Task instructions: Look through the material below. Copy each line that contains the string "values".
--------------------------------------------------
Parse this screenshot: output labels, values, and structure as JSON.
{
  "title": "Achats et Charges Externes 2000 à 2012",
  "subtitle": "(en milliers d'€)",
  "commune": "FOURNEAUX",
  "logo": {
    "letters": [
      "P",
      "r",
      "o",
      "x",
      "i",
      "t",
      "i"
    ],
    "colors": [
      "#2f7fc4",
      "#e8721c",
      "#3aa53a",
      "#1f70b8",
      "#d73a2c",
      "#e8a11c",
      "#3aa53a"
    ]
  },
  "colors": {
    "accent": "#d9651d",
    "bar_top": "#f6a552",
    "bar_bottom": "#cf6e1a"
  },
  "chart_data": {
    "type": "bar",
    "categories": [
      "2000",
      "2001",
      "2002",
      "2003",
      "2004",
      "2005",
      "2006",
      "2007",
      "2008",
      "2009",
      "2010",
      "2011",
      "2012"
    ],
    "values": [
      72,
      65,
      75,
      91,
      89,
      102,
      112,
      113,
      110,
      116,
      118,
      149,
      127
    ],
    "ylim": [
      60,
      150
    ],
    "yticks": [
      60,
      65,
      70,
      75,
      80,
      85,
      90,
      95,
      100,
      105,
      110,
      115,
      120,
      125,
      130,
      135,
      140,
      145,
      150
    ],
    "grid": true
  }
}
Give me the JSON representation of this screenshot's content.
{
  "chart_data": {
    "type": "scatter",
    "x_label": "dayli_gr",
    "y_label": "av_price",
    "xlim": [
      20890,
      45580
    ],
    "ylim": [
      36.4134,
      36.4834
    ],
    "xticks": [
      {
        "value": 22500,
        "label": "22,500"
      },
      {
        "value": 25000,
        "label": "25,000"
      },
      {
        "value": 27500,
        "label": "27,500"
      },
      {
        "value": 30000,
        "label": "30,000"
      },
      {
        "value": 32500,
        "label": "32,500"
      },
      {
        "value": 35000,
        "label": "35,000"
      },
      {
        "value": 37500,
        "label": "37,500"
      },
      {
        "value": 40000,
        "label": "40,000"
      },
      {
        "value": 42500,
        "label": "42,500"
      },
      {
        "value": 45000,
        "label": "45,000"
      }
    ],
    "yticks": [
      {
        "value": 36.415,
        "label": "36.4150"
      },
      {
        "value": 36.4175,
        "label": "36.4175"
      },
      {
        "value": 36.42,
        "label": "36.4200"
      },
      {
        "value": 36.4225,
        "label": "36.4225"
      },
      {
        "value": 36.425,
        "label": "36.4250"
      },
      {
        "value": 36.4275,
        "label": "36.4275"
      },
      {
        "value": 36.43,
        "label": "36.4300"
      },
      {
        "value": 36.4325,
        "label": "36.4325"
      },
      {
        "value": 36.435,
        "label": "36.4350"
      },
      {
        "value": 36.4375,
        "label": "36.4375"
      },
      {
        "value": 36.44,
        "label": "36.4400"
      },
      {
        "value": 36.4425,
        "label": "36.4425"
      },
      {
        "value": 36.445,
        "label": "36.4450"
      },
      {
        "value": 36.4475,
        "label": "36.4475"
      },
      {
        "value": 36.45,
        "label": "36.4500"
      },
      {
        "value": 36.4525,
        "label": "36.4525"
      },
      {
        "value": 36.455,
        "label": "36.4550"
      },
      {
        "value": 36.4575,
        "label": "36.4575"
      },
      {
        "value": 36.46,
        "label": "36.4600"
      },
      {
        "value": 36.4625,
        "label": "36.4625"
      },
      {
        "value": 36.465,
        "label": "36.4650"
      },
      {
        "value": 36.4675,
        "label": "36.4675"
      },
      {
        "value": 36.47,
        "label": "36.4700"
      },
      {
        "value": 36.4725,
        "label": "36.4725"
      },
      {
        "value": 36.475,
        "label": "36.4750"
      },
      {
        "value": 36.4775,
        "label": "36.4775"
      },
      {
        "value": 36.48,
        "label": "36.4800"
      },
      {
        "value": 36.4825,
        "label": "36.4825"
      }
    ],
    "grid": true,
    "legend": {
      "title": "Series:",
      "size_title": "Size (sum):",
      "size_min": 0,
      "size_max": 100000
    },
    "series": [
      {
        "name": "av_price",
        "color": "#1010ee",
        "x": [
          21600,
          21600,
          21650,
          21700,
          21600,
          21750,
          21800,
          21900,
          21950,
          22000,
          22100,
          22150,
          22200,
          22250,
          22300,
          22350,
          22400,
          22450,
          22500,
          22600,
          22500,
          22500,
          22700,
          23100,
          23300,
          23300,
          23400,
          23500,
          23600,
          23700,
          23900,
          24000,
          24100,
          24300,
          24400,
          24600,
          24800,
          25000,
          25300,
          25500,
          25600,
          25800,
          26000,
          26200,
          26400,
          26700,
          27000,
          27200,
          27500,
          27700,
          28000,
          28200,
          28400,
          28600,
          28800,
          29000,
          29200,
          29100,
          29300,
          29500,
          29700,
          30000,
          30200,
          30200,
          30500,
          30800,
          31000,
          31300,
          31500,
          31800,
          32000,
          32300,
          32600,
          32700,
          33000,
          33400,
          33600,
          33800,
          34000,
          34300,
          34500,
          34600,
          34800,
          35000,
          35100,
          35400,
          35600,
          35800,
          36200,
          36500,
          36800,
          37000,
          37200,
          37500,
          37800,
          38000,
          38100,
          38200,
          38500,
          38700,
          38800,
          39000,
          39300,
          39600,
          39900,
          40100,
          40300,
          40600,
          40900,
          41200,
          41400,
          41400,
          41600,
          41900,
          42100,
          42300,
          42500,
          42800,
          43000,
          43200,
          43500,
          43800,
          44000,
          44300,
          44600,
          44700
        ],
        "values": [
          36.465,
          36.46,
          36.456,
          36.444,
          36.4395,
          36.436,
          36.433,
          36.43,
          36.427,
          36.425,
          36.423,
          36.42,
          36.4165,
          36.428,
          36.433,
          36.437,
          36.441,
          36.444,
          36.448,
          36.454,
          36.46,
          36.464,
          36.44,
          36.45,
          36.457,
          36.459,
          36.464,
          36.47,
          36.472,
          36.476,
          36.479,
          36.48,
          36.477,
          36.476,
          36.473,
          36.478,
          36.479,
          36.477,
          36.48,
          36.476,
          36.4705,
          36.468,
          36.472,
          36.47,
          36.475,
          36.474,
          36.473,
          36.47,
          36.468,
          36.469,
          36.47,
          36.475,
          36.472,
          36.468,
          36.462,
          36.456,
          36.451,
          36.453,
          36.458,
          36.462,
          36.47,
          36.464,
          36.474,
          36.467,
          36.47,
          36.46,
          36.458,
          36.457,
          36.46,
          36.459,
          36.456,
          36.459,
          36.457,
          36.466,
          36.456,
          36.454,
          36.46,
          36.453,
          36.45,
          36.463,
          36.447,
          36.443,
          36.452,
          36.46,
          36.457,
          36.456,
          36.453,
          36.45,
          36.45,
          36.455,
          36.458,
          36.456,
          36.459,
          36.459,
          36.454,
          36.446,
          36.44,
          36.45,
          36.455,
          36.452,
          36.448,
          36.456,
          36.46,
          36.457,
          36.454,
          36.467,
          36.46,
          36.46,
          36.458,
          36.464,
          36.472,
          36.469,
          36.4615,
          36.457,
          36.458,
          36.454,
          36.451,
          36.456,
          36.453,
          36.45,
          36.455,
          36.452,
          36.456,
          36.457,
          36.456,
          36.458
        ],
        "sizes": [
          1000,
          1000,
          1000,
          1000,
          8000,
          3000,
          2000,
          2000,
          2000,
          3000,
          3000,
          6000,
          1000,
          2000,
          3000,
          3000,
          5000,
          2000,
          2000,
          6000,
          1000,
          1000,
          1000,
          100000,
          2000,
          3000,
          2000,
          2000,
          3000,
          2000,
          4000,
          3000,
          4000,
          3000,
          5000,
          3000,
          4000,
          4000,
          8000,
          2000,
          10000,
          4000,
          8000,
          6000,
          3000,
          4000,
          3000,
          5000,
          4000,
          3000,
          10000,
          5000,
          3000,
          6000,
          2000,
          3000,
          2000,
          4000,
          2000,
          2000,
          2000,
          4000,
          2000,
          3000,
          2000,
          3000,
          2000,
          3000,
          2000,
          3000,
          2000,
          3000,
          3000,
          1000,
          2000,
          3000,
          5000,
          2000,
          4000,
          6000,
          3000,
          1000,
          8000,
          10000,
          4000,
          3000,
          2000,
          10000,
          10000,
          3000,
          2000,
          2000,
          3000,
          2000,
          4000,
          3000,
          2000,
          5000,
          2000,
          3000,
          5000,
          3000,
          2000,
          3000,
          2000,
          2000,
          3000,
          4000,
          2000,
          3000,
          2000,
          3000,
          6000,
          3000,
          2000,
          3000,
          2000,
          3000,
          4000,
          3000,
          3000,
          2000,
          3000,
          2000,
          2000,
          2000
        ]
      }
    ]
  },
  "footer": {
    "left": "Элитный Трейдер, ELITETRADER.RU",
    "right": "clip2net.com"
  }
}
--------------------------------------------------
Final result:
Parse this screenshot: output labels, values, and structure as JSON.
    "values": [
        "values": [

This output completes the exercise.